* START Exercise data *

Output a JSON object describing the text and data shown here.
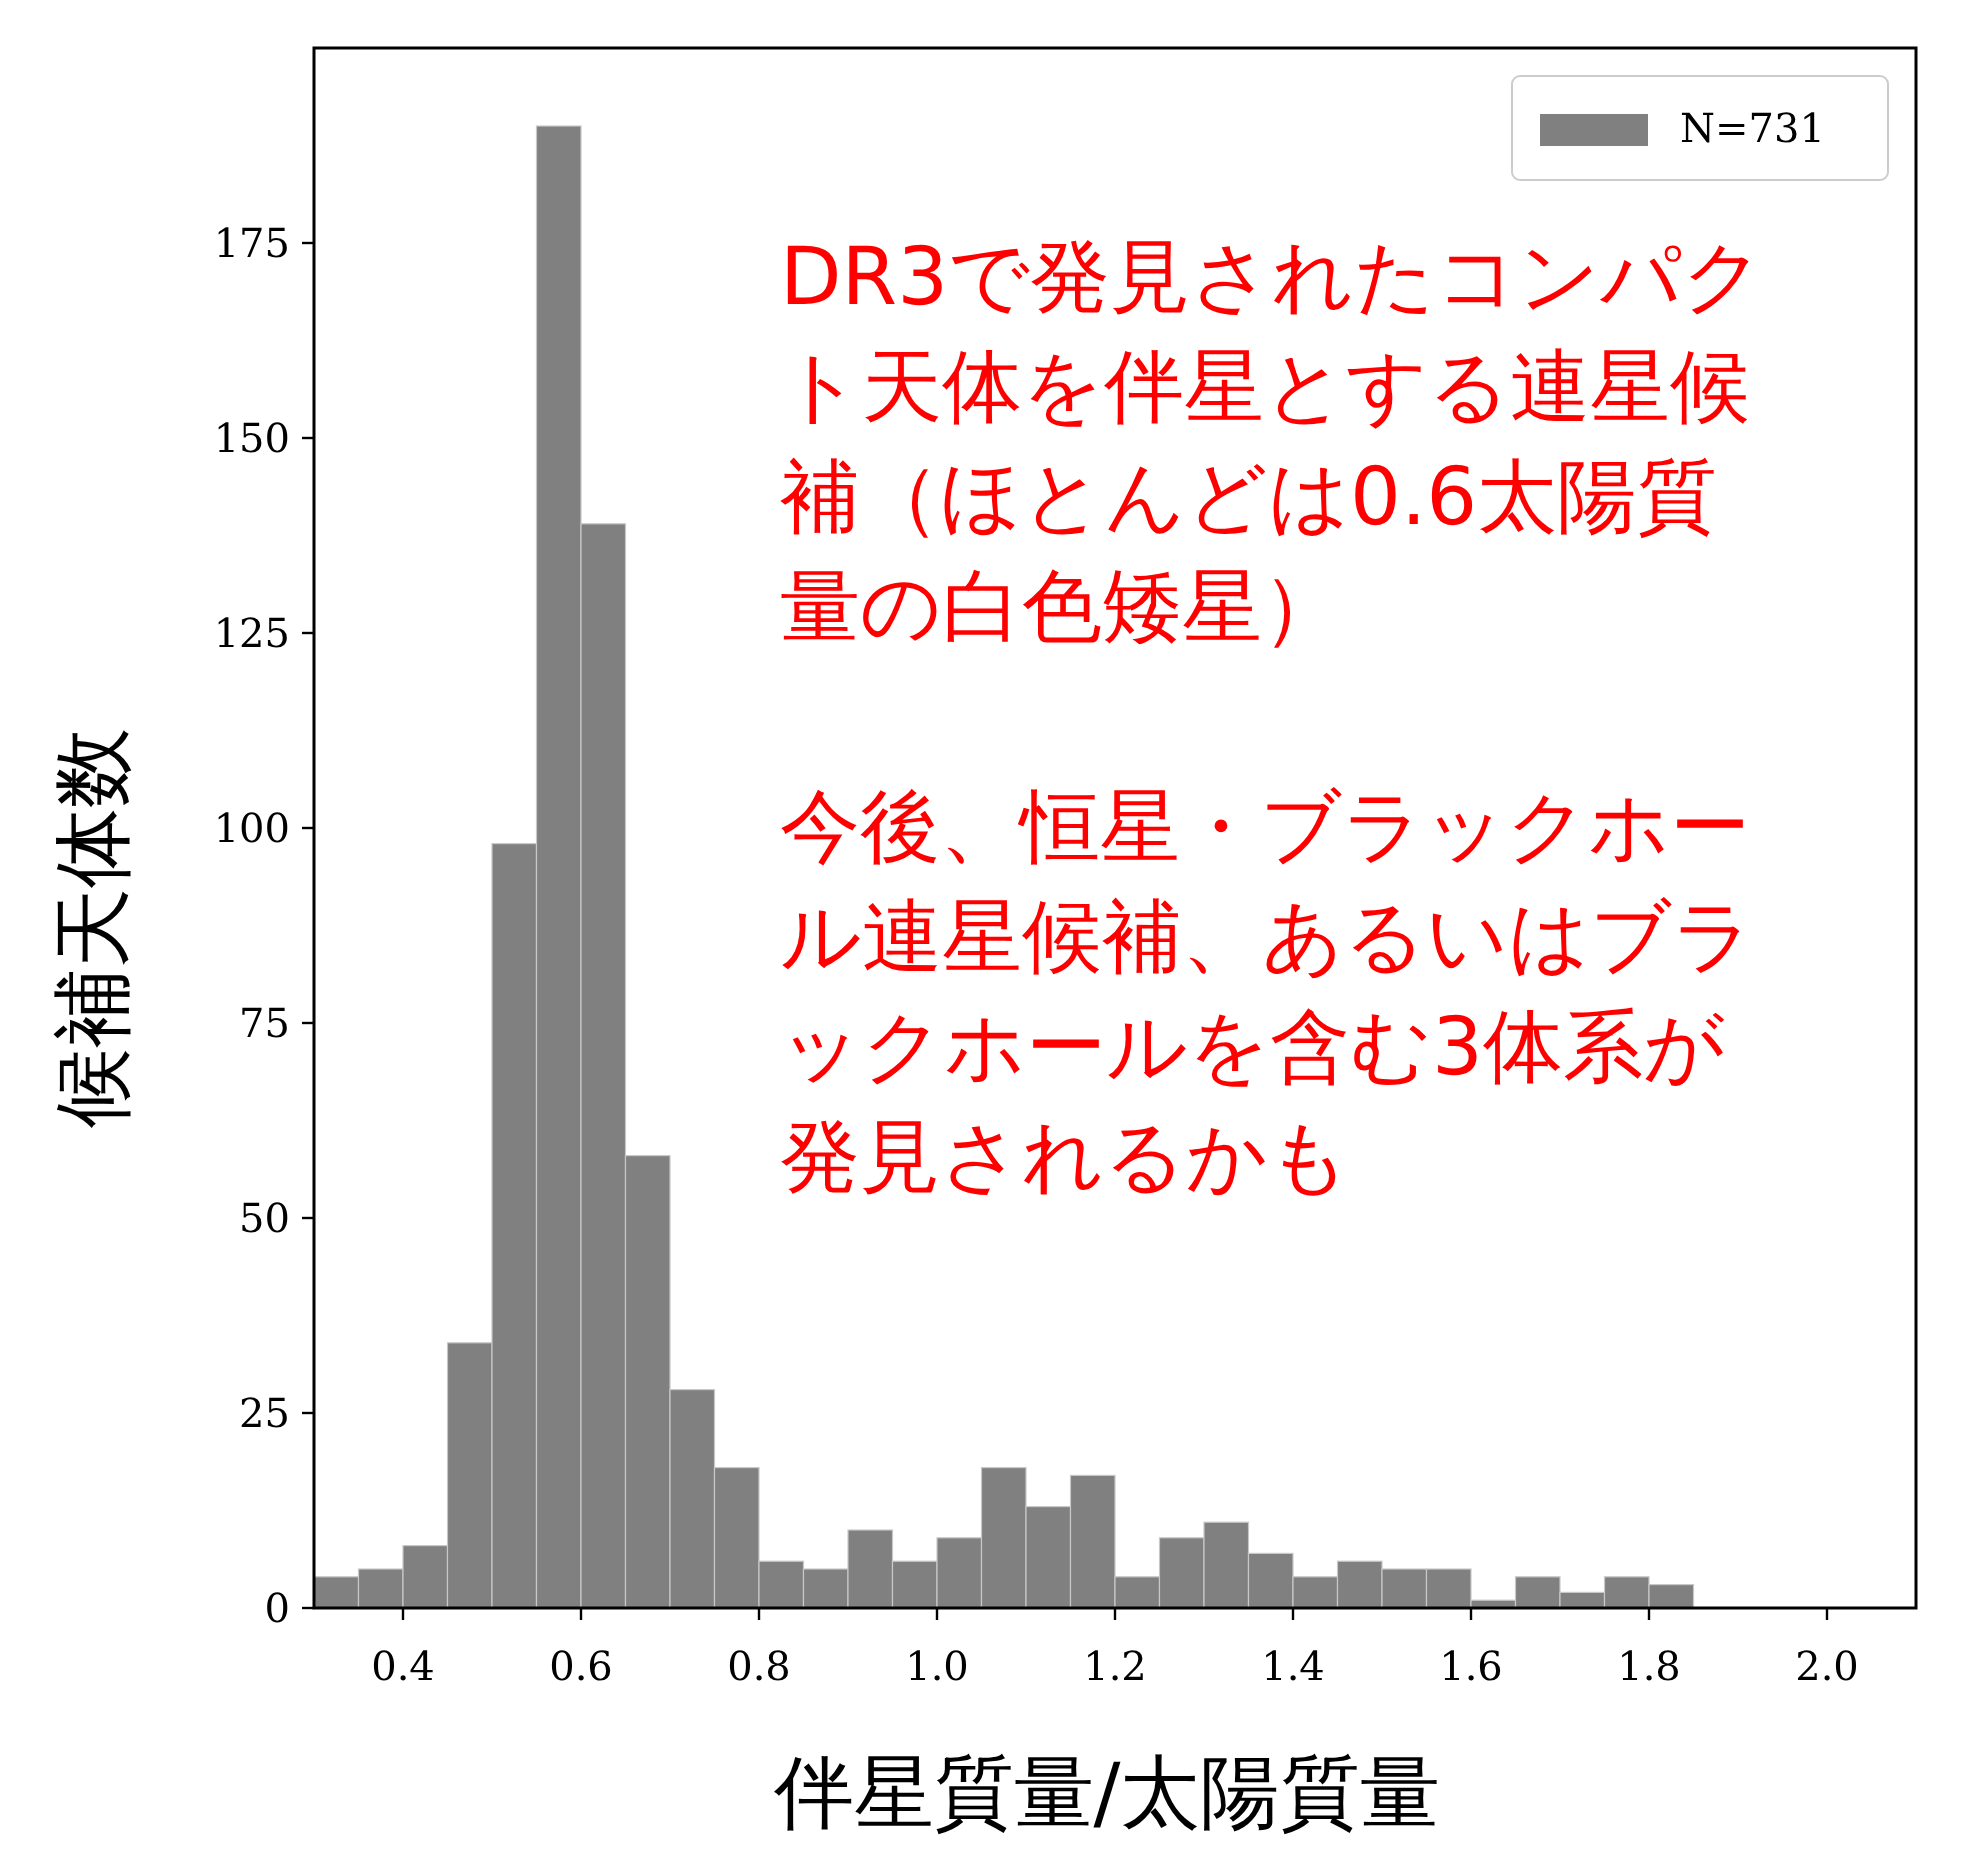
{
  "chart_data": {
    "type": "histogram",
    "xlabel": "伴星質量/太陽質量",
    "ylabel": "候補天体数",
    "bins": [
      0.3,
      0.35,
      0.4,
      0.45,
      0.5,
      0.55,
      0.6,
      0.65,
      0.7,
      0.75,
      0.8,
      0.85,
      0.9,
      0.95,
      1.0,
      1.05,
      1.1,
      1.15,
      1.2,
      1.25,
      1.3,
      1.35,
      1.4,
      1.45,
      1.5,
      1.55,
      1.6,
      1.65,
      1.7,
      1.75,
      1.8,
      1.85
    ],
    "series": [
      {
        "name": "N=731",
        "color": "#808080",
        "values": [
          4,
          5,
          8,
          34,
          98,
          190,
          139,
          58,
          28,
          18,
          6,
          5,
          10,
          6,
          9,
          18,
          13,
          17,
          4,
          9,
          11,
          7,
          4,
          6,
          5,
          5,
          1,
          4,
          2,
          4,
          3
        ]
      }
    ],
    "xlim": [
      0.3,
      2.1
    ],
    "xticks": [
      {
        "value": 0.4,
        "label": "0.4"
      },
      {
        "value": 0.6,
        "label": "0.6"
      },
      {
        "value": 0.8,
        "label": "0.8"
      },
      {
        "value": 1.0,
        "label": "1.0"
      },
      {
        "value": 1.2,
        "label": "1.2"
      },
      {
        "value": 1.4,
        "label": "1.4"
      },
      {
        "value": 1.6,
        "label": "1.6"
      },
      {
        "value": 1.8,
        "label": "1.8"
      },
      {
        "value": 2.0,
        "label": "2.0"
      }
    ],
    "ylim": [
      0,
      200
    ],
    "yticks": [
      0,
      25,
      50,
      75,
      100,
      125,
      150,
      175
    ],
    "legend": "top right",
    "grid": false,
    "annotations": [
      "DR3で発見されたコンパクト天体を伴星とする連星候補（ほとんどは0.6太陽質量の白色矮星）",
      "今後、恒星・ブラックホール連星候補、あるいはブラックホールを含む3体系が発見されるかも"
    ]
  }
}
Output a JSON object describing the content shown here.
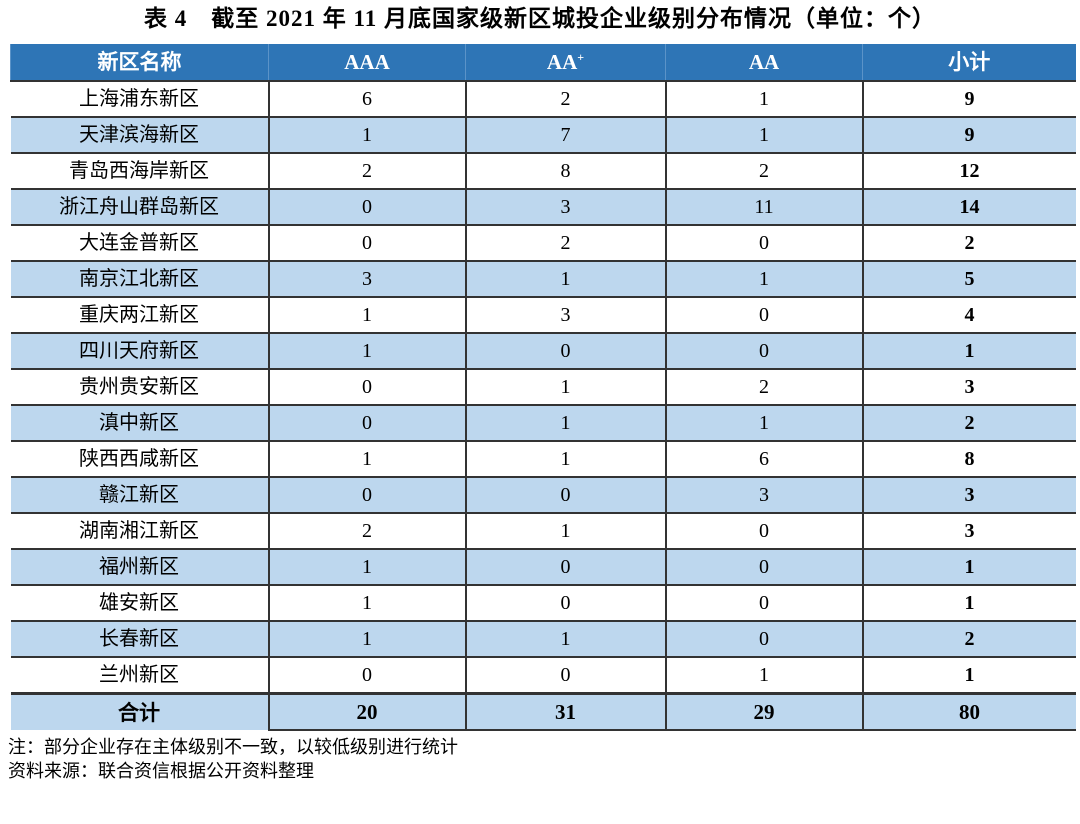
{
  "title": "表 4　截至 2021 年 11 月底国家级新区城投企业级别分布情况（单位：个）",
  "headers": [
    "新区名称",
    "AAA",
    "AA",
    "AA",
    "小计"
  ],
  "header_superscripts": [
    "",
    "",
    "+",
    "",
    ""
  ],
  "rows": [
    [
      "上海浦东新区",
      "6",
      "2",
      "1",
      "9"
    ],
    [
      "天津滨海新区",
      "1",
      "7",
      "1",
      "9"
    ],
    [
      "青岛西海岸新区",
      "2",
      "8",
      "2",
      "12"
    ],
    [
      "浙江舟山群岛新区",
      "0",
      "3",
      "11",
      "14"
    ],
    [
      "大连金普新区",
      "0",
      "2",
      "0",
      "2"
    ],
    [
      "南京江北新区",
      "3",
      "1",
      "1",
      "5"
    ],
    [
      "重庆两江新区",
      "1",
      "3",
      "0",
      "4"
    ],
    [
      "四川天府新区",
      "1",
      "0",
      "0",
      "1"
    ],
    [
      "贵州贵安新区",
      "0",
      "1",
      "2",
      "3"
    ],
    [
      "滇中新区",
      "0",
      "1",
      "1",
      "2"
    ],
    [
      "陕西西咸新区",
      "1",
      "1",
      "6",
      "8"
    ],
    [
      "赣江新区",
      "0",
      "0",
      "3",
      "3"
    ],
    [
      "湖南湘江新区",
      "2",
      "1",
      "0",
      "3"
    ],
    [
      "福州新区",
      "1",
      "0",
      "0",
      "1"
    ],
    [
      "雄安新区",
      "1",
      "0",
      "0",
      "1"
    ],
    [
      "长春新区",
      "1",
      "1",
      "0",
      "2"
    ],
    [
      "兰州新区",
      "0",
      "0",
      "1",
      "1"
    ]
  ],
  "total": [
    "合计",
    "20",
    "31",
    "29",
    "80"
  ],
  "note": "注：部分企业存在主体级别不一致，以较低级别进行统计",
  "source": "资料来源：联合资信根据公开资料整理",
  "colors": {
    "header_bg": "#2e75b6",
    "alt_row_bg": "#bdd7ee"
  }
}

* END Exercise data *

• _Task instructions_
Go through the data and count each line that has the word "object", then give the total alone.

• _Answer to this task_
2